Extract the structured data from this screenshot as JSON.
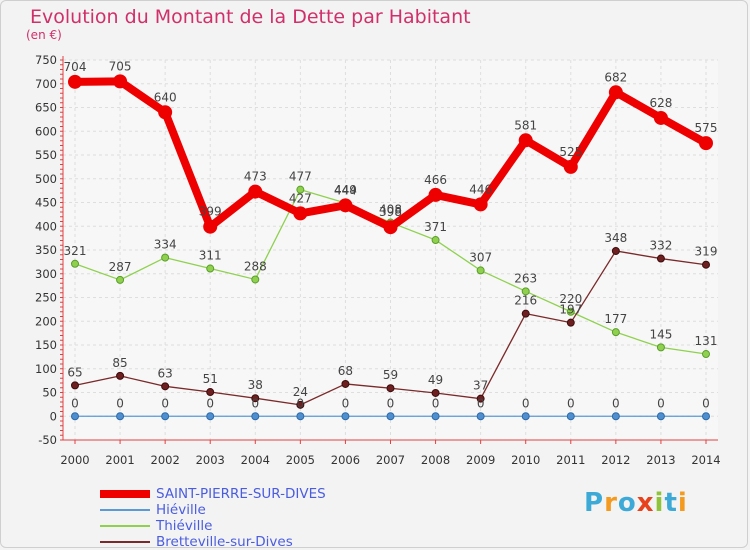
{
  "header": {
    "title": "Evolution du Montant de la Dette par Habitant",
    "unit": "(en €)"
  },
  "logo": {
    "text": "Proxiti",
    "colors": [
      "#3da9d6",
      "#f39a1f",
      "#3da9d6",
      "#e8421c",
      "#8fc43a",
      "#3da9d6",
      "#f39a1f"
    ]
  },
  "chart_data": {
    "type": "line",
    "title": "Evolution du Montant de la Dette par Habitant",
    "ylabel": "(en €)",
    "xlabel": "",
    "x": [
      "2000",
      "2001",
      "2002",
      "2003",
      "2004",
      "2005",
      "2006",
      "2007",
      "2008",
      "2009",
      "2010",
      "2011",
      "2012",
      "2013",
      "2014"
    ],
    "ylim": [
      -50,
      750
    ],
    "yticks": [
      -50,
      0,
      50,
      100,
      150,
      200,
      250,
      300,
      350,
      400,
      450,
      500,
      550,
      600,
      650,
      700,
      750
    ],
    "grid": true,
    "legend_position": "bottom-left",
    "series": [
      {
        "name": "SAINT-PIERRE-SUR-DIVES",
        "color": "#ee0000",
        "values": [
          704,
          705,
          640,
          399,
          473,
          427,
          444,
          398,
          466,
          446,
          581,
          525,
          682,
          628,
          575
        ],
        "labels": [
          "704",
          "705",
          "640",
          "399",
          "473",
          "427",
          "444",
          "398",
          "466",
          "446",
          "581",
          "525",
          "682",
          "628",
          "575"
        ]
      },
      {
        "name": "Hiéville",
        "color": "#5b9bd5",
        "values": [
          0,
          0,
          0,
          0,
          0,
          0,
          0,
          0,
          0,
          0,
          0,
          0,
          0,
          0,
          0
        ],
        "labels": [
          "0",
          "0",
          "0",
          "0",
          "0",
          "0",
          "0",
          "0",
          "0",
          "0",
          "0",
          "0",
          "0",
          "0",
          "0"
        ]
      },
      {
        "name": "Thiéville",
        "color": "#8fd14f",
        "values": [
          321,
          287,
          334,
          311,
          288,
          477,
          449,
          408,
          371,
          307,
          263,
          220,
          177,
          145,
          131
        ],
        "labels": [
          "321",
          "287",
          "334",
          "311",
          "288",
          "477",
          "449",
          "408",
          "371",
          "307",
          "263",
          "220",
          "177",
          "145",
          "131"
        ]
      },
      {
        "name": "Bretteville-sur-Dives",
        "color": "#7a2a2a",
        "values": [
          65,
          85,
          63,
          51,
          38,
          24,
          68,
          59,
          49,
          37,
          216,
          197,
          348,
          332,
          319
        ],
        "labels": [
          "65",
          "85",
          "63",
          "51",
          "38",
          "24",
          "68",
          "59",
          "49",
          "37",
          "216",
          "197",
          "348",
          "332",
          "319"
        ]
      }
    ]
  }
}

_WHAT IS BEING ASKED:_
Return the material word for word. Pictures are not part of the copy.

_FINAL ANSWER:_
Extract the structured data from this screenshot as JSON.
{
  "header": {
    "title": "Evolution du Montant de la Dette par Habitant",
    "unit": "(en €)"
  },
  "logo": {
    "text": "Proxiti",
    "colors": [
      "#3da9d6",
      "#f39a1f",
      "#3da9d6",
      "#e8421c",
      "#8fc43a",
      "#3da9d6",
      "#f39a1f"
    ]
  },
  "chart_data": {
    "type": "line",
    "title": "Evolution du Montant de la Dette par Habitant",
    "ylabel": "(en €)",
    "xlabel": "",
    "x": [
      "2000",
      "2001",
      "2002",
      "2003",
      "2004",
      "2005",
      "2006",
      "2007",
      "2008",
      "2009",
      "2010",
      "2011",
      "2012",
      "2013",
      "2014"
    ],
    "ylim": [
      -50,
      750
    ],
    "yticks": [
      -50,
      0,
      50,
      100,
      150,
      200,
      250,
      300,
      350,
      400,
      450,
      500,
      550,
      600,
      650,
      700,
      750
    ],
    "grid": true,
    "legend_position": "bottom-left",
    "series": [
      {
        "name": "SAINT-PIERRE-SUR-DIVES",
        "color": "#ee0000",
        "values": [
          704,
          705,
          640,
          399,
          473,
          427,
          444,
          398,
          466,
          446,
          581,
          525,
          682,
          628,
          575
        ],
        "labels": [
          "704",
          "705",
          "640",
          "399",
          "473",
          "427",
          "444",
          "398",
          "466",
          "446",
          "581",
          "525",
          "682",
          "628",
          "575"
        ]
      },
      {
        "name": "Hiéville",
        "color": "#5b9bd5",
        "values": [
          0,
          0,
          0,
          0,
          0,
          0,
          0,
          0,
          0,
          0,
          0,
          0,
          0,
          0,
          0
        ],
        "labels": [
          "0",
          "0",
          "0",
          "0",
          "0",
          "0",
          "0",
          "0",
          "0",
          "0",
          "0",
          "0",
          "0",
          "0",
          "0"
        ]
      },
      {
        "name": "Thiéville",
        "color": "#8fd14f",
        "values": [
          321,
          287,
          334,
          311,
          288,
          477,
          449,
          408,
          371,
          307,
          263,
          220,
          177,
          145,
          131
        ],
        "labels": [
          "321",
          "287",
          "334",
          "311",
          "288",
          "477",
          "449",
          "408",
          "371",
          "307",
          "263",
          "220",
          "177",
          "145",
          "131"
        ]
      },
      {
        "name": "Bretteville-sur-Dives",
        "color": "#7a2a2a",
        "values": [
          65,
          85,
          63,
          51,
          38,
          24,
          68,
          59,
          49,
          37,
          216,
          197,
          348,
          332,
          319
        ],
        "labels": [
          "65",
          "85",
          "63",
          "51",
          "38",
          "24",
          "68",
          "59",
          "49",
          "37",
          "216",
          "197",
          "348",
          "332",
          "319"
        ]
      }
    ]
  }
}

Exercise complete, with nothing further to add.